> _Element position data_
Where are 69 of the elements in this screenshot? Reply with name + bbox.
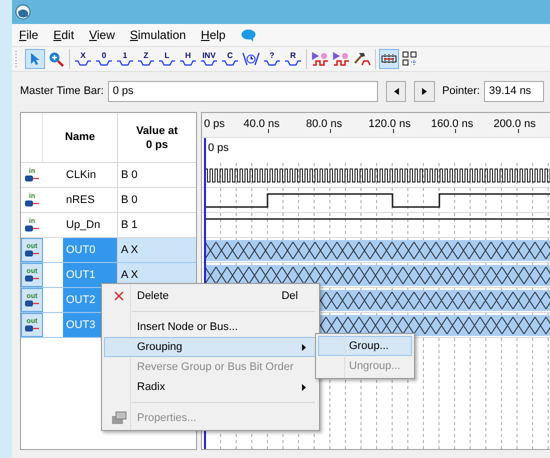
context-menu-item[interactable]: Grouping: [104, 337, 317, 357]
cursor-time-label: 0 ps: [208, 141, 229, 156]
node-name-cell[interactable]: CLKin: [63, 163, 117, 187]
waveform-value-button[interactable]: L: [157, 49, 177, 69]
play-wave-icon: [332, 51, 350, 67]
left-arrow-icon: [394, 88, 399, 94]
waveform-value-button[interactable]: X: [73, 49, 93, 69]
simulation-run-button[interactable]: [331, 49, 351, 69]
snap-grid-icon: [381, 53, 397, 65]
time-axis-label: 40.0 ns: [244, 117, 280, 132]
next-transition-button[interactable]: [414, 80, 436, 102]
column-header[interactable]: Value at 0 ps: [118, 113, 196, 162]
time-axis-label: 80.0 ns: [306, 117, 342, 132]
waveform-segment-icon: [75, 60, 91, 66]
toolbar-grip-icon: [14, 50, 18, 68]
master-time-bar-label: Master Time Bar:: [20, 84, 104, 99]
waveform-value-button[interactable]: H: [178, 49, 198, 69]
waveform-segment-icon: [285, 60, 301, 66]
waveform-segment-icon: [222, 60, 238, 66]
pointer-label: Pointer:: [442, 84, 480, 99]
column-header[interactable]: Name: [43, 113, 118, 162]
menu-item[interactable]: Edit: [53, 26, 74, 44]
waveform-value-button[interactable]: C: [220, 49, 240, 69]
waveform-value-button[interactable]: 0: [94, 49, 114, 69]
menu-item[interactable]: Simulation: [130, 26, 186, 44]
context-menu-item[interactable]: Radix: [104, 377, 317, 397]
node-value-cell-text: B 0: [120, 192, 139, 208]
node-value-cell-text: B 0: [120, 168, 139, 183]
waveform-value-button[interactable]: Z: [136, 49, 156, 69]
waveform-segment-icon: [201, 60, 217, 66]
delete-icon: [114, 291, 124, 301]
time-axis-label: 160.0 ns: [431, 117, 474, 132]
waveform-value-button[interactable]: INV: [199, 49, 219, 69]
master-time-bar-field[interactable]: 0 ps: [108, 80, 378, 102]
previous-transition-button[interactable]: [386, 80, 406, 102]
grid-squares-icon: [402, 51, 418, 67]
waveform-value-button[interactable]: ?: [262, 49, 282, 69]
waveform-segment-icon: [138, 60, 154, 66]
node-name-cell[interactable]: nRES: [63, 188, 117, 212]
waveform-segment-icon: [264, 60, 280, 66]
pointer-field[interactable]: 39.14 ns: [484, 80, 544, 102]
waveform-segment-icon: [96, 60, 112, 66]
menu-item[interactable]: File: [19, 26, 38, 44]
simulation-run-button[interactable]: [310, 49, 330, 69]
submenu-item[interactable]: Group...: [318, 336, 412, 356]
snap-to-grid-button[interactable]: [379, 49, 399, 69]
node-value-cell: A X: [118, 238, 196, 262]
time-axis-label: 120.0 ns: [368, 117, 411, 132]
pointer-tool-button[interactable]: [25, 49, 45, 69]
waveform-value-button[interactable]: R: [283, 49, 303, 69]
speech-bubble-icon: [240, 28, 256, 42]
play-wave-icon: [311, 51, 329, 67]
node-name-cell[interactable]: Up_Dn: [63, 213, 117, 237]
pointer-icon: [30, 52, 40, 66]
menu-item[interactable]: Help: [200, 26, 226, 44]
time-axis-label: 200.0 ns: [494, 117, 536, 132]
zoom-icon: [48, 51, 64, 67]
app-logo-icon: [15, 4, 31, 20]
properties-icon: [111, 411, 127, 425]
waveform-segment-icon: [180, 60, 196, 66]
time-axis-label: 0 ps: [204, 117, 225, 132]
node-value-cell-text: B 1: [120, 218, 139, 233]
waveform-value-button[interactable]: 1: [115, 49, 135, 69]
waveform-segment-icon: [159, 60, 175, 66]
clock-wave-icon: [242, 51, 260, 67]
hammer-icon: [353, 51, 371, 67]
menu-item[interactable]: View: [89, 26, 115, 44]
right-arrow-icon: [422, 88, 428, 94]
waveform-segment-icon: [117, 60, 133, 66]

> _Written problem_
Copy every line of the listing above character for character, omitting the picture.

> _Response to this task_
Where are 69 of the elements in this screenshot? Reply with name + bbox.
context-menu-item[interactable]: Grouping: [104, 337, 317, 357]
cursor-time-label: 0 ps: [208, 141, 229, 156]
node-name-cell[interactable]: CLKin: [63, 163, 117, 187]
waveform-value-button[interactable]: L: [157, 49, 177, 69]
play-wave-icon: [332, 51, 350, 67]
left-arrow-icon: [394, 88, 399, 94]
waveform-value-button[interactable]: X: [73, 49, 93, 69]
simulation-run-button[interactable]: [331, 49, 351, 69]
snap-grid-icon: [381, 53, 397, 65]
time-axis-label: 40.0 ns: [244, 117, 280, 132]
next-transition-button[interactable]: [414, 80, 436, 102]
column-header[interactable]: Value at 0 ps: [118, 113, 196, 162]
time-axis-label: 80.0 ns: [306, 117, 342, 132]
waveform-segment-icon: [75, 60, 91, 66]
toolbar-grip-icon: [14, 50, 18, 68]
master-time-bar-label: Master Time Bar:: [20, 84, 104, 99]
waveform-value-button[interactable]: H: [178, 49, 198, 69]
waveform-segment-icon: [285, 60, 301, 66]
waveform-segment-icon: [222, 60, 238, 66]
pointer-label: Pointer:: [442, 84, 480, 99]
column-header[interactable]: Name: [43, 113, 118, 162]
menu-item[interactable]: Edit: [53, 26, 74, 44]
waveform-value-button[interactable]: C: [220, 49, 240, 69]
waveform-value-button[interactable]: 0: [94, 49, 114, 69]
menu-item[interactable]: Simulation: [130, 26, 186, 44]
context-menu-item[interactable]: Radix: [104, 377, 317, 397]
node-value-cell-text: B 0: [120, 192, 139, 208]
node-value-cell-text: B 0: [120, 168, 139, 183]
waveform-value-button[interactable]: Z: [136, 49, 156, 69]
waveform-segment-icon: [201, 60, 217, 66]
delete-icon: [114, 291, 124, 301]
time-axis-label: 160.0 ns: [431, 117, 474, 132]
waveform-value-button[interactable]: INV: [199, 49, 219, 69]
master-time-bar-field[interactable]: 0 ps: [108, 80, 378, 102]
previous-transition-button[interactable]: [386, 80, 406, 102]
grid-squares-icon: [402, 51, 418, 67]
waveform-value-button[interactable]: ?: [262, 49, 282, 69]
waveform-segment-icon: [138, 60, 154, 66]
node-name-cell[interactable]: nRES: [63, 188, 117, 212]
waveform-segment-icon: [264, 60, 280, 66]
pointer-field[interactable]: 39.14 ns: [484, 80, 544, 102]
waveform-segment-icon: [96, 60, 112, 66]
menu-item[interactable]: File: [19, 26, 38, 44]
simulation-run-button[interactable]: [310, 49, 330, 69]
submenu-item[interactable]: Group...: [318, 336, 412, 356]
snap-to-grid-button[interactable]: [379, 49, 399, 69]
node-value-cell: A X: [118, 238, 196, 262]
time-axis-label: 120.0 ns: [368, 117, 411, 132]
pointer-tool-button[interactable]: [25, 49, 45, 69]
waveform-value-button[interactable]: R: [283, 49, 303, 69]
speech-bubble-icon: [240, 28, 256, 42]
play-wave-icon: [311, 51, 329, 67]
node-name-cell[interactable]: Up_Dn: [63, 213, 117, 237]
pointer-icon: [30, 52, 40, 66]
menu-item[interactable]: Help: [200, 26, 226, 44]
time-axis-label: 200.0 ns: [494, 117, 536, 132]
zoom-icon: [48, 51, 64, 67]
app-logo-icon: [15, 4, 31, 20]
properties-icon: [111, 411, 127, 425]
waveform-segment-icon: [180, 60, 196, 66]
time-axis-label: 0 ps: [204, 117, 225, 132]
node-value-cell-text: B 1: [120, 218, 139, 233]
waveform-value-button[interactable]: 1: [115, 49, 135, 69]
waveform-segment-icon: [159, 60, 175, 66]
clock-wave-icon: [242, 51, 260, 67]
hammer-icon: [353, 51, 371, 67]
menu-item[interactable]: View: [89, 26, 115, 44]
right-arrow-icon: [422, 88, 428, 94]
waveform-segment-icon: [117, 60, 133, 66]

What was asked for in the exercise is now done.